▶ **SOURCE DOCUMENT**:
:::

I agree. But, we will have to assume that conceptually a different bNode 
label is used for each row.
>
>
> 2.2. Allow language tags for literals
> -------------------------------------
> The proposal does not allow the specification of language tags on 
> literals. This could be addressed by adding an attribute to the 
> PropertyMap. It is worth exploring wether computed language tags, 
> whose values come from a view column rather than from a constant 
> attribute value, should be supported as well.
I agree. Specifying an attribute (e.g., Language="en-us") will allow all 
values to be associated with a constant language tag. However, the 
computed language-tag case can be handled without any special provision 
simply be having the value, computed for the DBColumnName, to have a 
@<lang-tag> component as part of the value. (I am assuming that computed 
language tag is not restricted to a predefined set, so it is okay to 
have say xy-abc as a language-tag even though there is no such language.)

:::

▶ **GOAL OF THE EXERCISE**: Copy the passage from the mailing-list reply on mapping database views to RDF, starting at "I agree. But, we" and ending at "supported as well.".

:::

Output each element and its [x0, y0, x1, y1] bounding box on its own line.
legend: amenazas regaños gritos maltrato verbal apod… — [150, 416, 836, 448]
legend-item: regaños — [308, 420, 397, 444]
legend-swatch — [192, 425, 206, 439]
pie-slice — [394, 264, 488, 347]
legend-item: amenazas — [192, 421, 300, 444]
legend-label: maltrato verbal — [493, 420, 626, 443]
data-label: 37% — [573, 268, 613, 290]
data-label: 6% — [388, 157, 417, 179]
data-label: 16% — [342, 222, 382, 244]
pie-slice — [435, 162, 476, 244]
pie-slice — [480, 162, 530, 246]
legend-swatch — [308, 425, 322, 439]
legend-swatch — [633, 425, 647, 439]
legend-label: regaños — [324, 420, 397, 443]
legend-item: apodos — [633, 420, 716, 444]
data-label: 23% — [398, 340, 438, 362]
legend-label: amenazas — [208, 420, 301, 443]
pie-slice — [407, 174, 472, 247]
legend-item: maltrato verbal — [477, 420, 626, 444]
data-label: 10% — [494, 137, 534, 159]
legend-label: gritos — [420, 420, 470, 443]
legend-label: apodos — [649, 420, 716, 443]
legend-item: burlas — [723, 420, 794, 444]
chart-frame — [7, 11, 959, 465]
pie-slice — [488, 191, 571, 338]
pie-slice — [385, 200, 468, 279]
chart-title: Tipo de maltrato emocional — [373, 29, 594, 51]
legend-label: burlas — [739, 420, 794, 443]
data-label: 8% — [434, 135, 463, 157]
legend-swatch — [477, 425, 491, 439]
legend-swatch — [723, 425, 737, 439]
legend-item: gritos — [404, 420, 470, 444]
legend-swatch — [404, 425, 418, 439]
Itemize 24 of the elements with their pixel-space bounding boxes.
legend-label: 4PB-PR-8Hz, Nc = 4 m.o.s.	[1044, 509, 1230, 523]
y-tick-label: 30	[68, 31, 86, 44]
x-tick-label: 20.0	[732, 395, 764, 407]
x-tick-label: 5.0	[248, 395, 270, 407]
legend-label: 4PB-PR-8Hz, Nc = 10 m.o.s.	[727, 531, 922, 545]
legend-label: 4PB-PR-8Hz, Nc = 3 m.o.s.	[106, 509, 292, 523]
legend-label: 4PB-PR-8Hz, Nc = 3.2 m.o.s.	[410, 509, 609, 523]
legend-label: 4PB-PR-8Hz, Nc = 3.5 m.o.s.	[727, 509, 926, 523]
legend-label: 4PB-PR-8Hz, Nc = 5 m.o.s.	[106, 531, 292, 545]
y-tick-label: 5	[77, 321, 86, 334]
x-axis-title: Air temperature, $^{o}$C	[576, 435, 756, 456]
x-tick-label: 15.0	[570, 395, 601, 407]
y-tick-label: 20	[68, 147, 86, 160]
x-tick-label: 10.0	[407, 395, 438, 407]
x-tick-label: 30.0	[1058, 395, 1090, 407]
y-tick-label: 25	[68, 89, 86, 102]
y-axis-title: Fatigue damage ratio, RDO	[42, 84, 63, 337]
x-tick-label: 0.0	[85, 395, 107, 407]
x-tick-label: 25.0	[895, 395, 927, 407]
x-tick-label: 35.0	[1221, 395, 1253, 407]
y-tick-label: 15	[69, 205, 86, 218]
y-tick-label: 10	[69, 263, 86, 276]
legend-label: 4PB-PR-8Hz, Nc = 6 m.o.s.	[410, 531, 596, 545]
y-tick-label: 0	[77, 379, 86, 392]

:::

▶ **TASK SOLUTION**:
I agree. But, we will have to assume that conceptually a different bNode 
label is used for each row.
>
>
> 2.2. Allow language tags for literals
> -------------------------------------
> The proposal does not allow the specification of language tags on 
> literals. This could be addressed by adding an attribute to the 
> PropertyMap. It is worth exploring wether computed language tags, 
> whose values come from a view column rather than from a constant 
> attribute value, should be supported as well.